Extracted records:
══════════════════════════════
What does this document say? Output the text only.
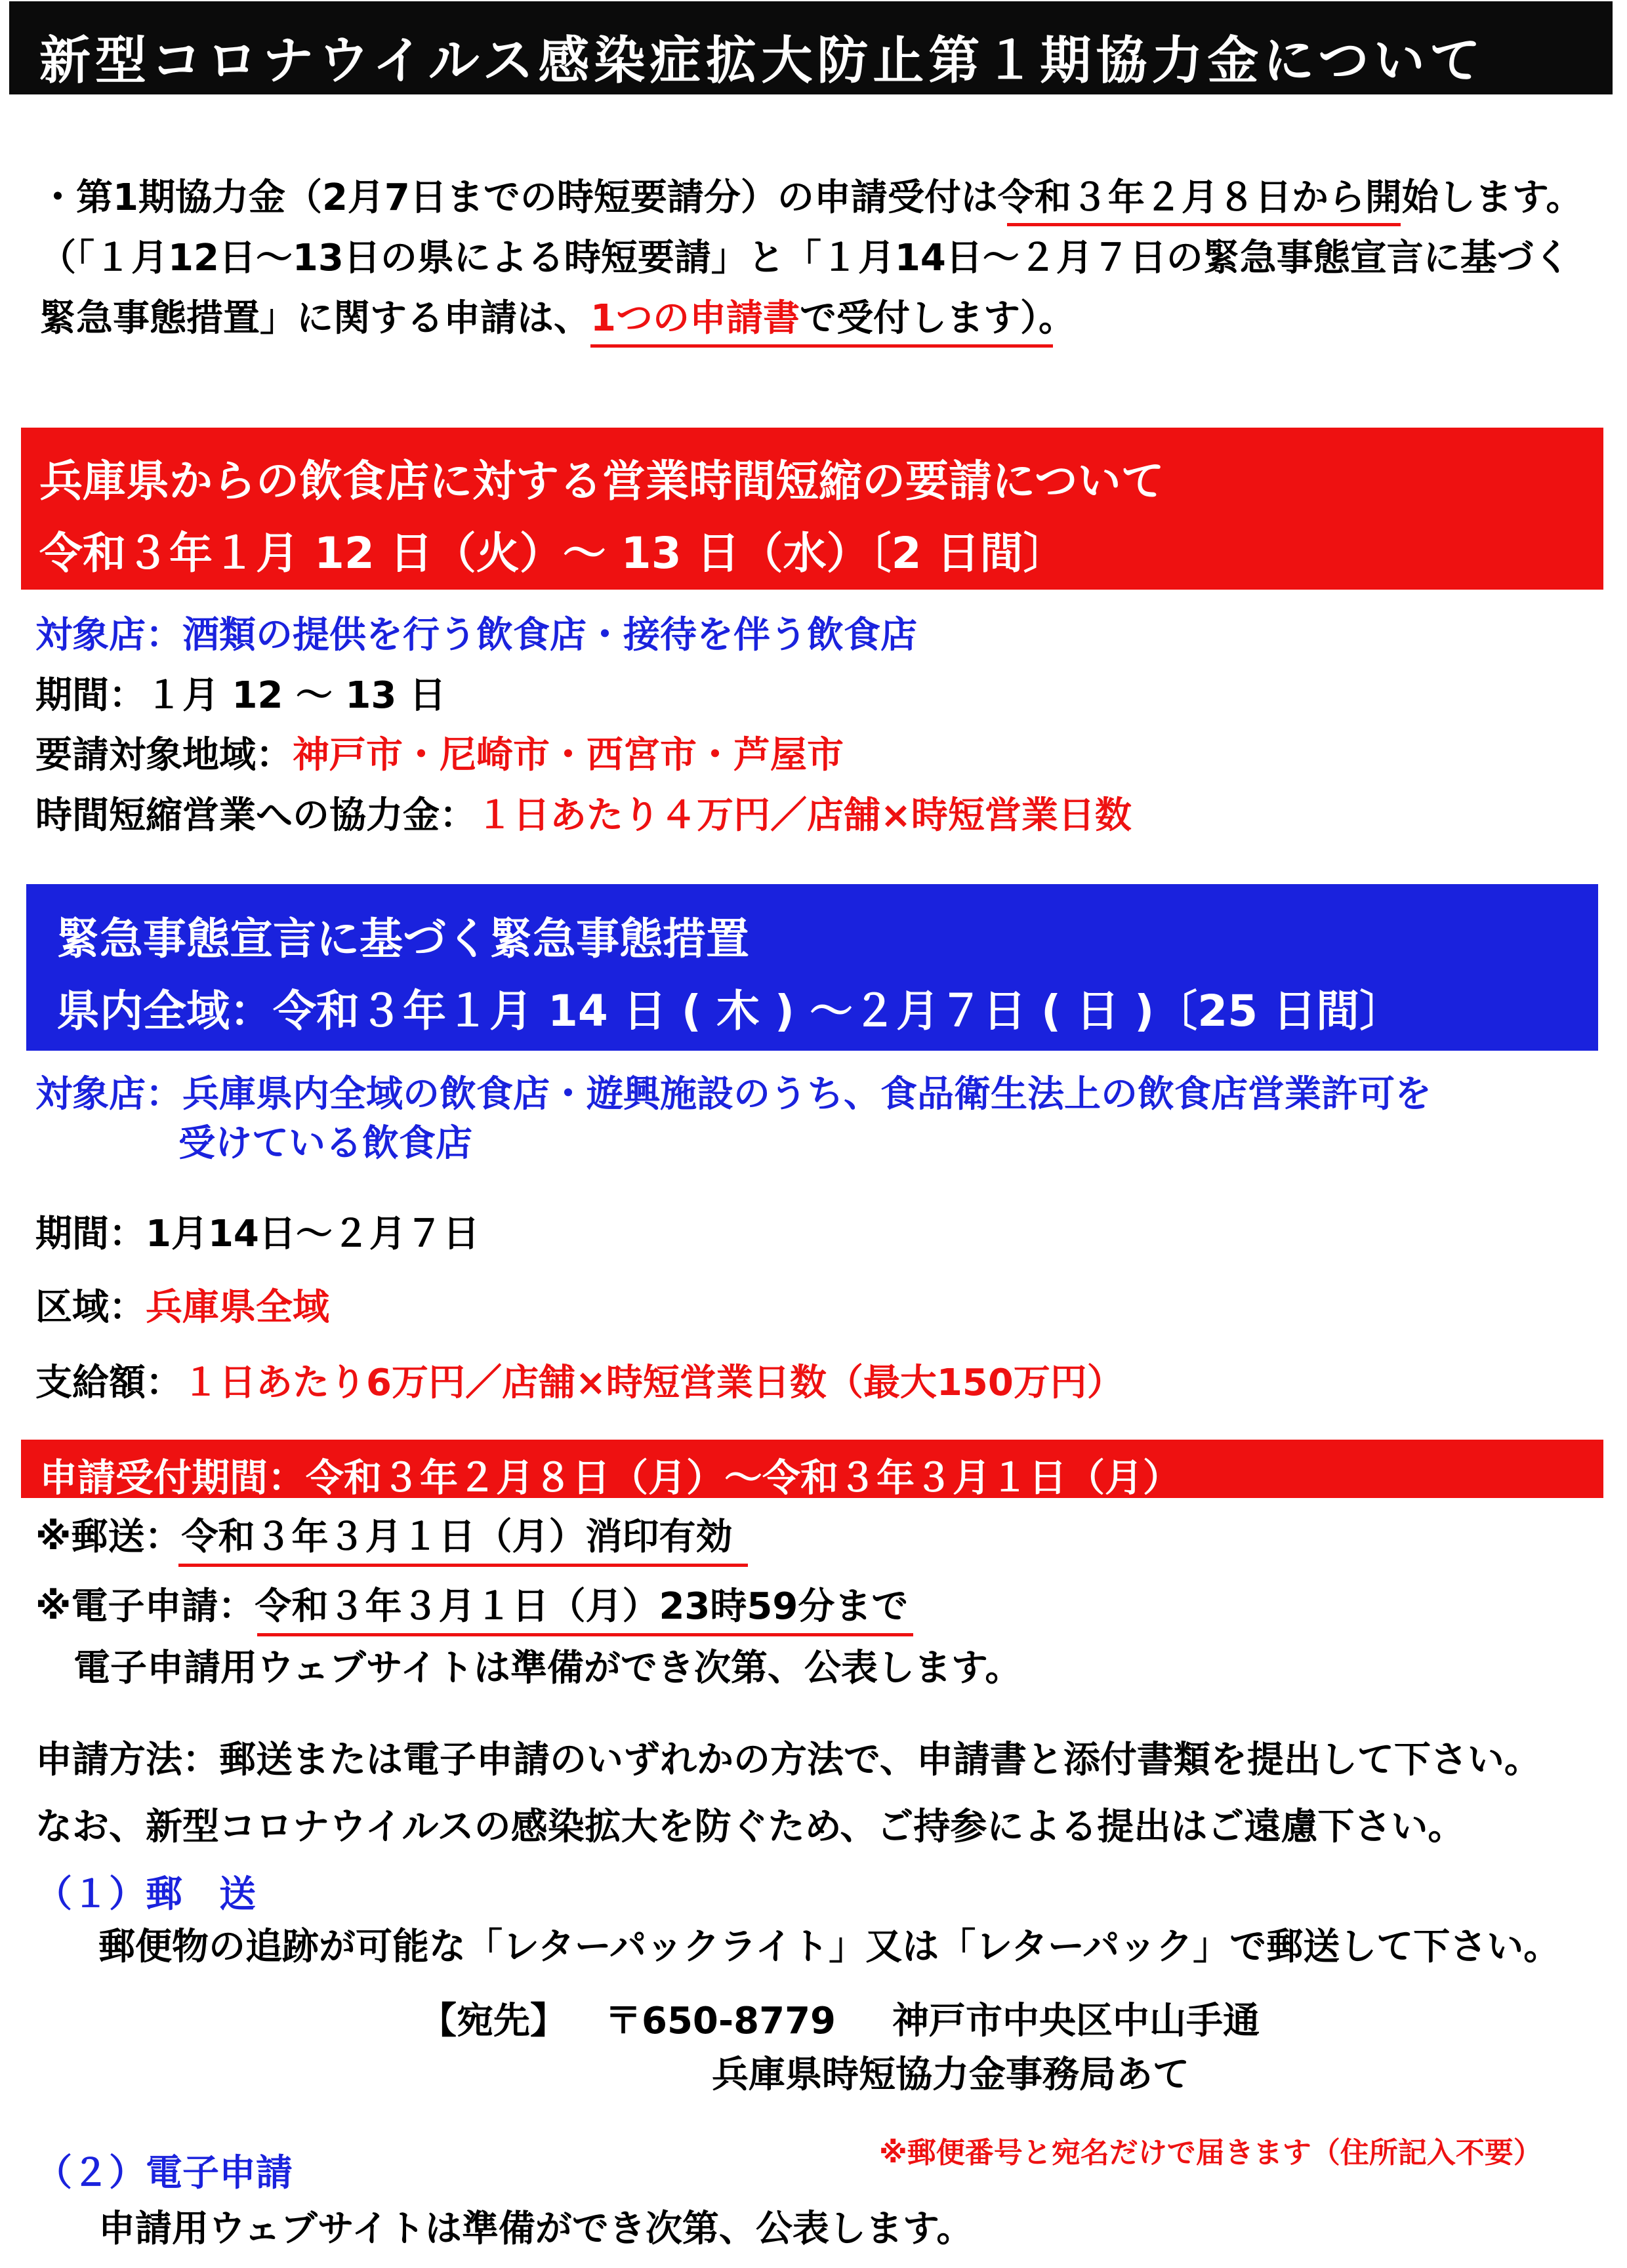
新型コロナウイルス感染症拡大防止第１期協力金について
・第1期協力金（2月7日までの時短要請分）の申請受付は令和３年２月８日から開始します。
（「１月12日～13日の県による時短要請」と「１月14日～２月７日の緊急事態宣言に基づく
緊急事態措置」に関する申請は、1つの申請書で受付します）。
兵庫県からの飲食店に対する営業時間短縮の要請について
令和３年１月 12 日（火）～ 13 日（水）〔2 日間〕
対象店：酒類の提供を行う飲食店・接待を伴う飲食店
期間：１月 12 ～ 13 日
要請対象地域：神戸市・尼崎市・西宮市・芦屋市
時間短縮営業への協力金：１日あたり４万円／店舗×時短営業日数
緊急事態宣言に基づく緊急事態措置
県内全域：令和３年１月 14 日 ( 木 ) ～２月７日 ( 日 )〔25 日間〕
対象店：兵庫県内全域の飲食店・遊興施設のうち、食品衛生法上の飲食店営業許可を
受けている飲食店
期間：1月14日～２月７日
区域：兵庫県全域
支給額：１日あたり6万円／店舗×時短営業日数（最大150万円）
申請受付期間：令和３年２月８日（月）～令和３年３月１日（月）
※郵送：令和３年３月１日（月）消印有効
※電子申請：令和３年３月１日（月）23時59分まで
電子申請用ウェブサイトは準備ができ次第、公表します。
申請方法：郵送または電子申請のいずれかの方法で、申請書と添付書類を提出して下さい。
なお、新型コロナウイルスの感染拡大を防ぐため、ご持参による提出はご遠慮下さい。
（１）郵　送
郵便物の追跡が可能な「レターパックライト」又は「レターパック」で郵送して下さい。
【宛先】 〒650-8779 神戸市中央区中山手通
兵庫県時短協力金事務局あて
※郵便番号と宛名だけで届きます（住所記入不要）
（２）電子申請
申請用ウェブサイトは準備ができ次第、公表します。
══════════════════════════════
▸ WHAT THE TASK ASKS
Strip out the pictures and quote the remaining data word for word.

▸ OUTPUT FOR THIS EXERCISE
What does this document say? Output the text only.
新型コロナウイルス感染症拡大防止第１期協力金について
・第1期協力金（2月7日までの時短要請分）の申請受付は令和３年２月８日から開始します。
（「１月12日～13日の県による時短要請」と「１月14日～２月７日の緊急事態宣言に基づく
緊急事態措置」に関する申請は、1つの申請書で受付します）。
兵庫県からの飲食店に対する営業時間短縮の要請について
令和３年１月 12 日（火）～ 13 日（水）〔2 日間〕
対象店：酒類の提供を行う飲食店・接待を伴う飲食店
期間：１月 12 ～ 13 日
要請対象地域：神戸市・尼崎市・西宮市・芦屋市
時間短縮営業への協力金：１日あたり４万円／店舗×時短営業日数
緊急事態宣言に基づく緊急事態措置
県内全域：令和３年１月 14 日 ( 木 ) ～２月７日 ( 日 )〔25 日間〕
対象店：兵庫県内全域の飲食店・遊興施設のうち、食品衛生法上の飲食店営業許可を
受けている飲食店
期間：1月14日～２月７日
区域：兵庫県全域
支給額：１日あたり6万円／店舗×時短営業日数（最大150万円）
申請受付期間：令和３年２月８日（月）～令和３年３月１日（月）
※郵送：令和３年３月１日（月）消印有効
※電子申請：令和３年３月１日（月）23時59分まで
電子申請用ウェブサイトは準備ができ次第、公表します。
申請方法：郵送または電子申請のいずれかの方法で、申請書と添付書類を提出して下さい。
なお、新型コロナウイルスの感染拡大を防ぐため、ご持参による提出はご遠慮下さい。
（１）郵　送
郵便物の追跡が可能な「レターパックライト」又は「レターパック」で郵送して下さい。
【宛先】 〒650-8779 神戸市中央区中山手通
兵庫県時短協力金事務局あて
※郵便番号と宛名だけで届きます（住所記入不要）
（２）電子申請
申請用ウェブサイトは準備ができ次第、公表します。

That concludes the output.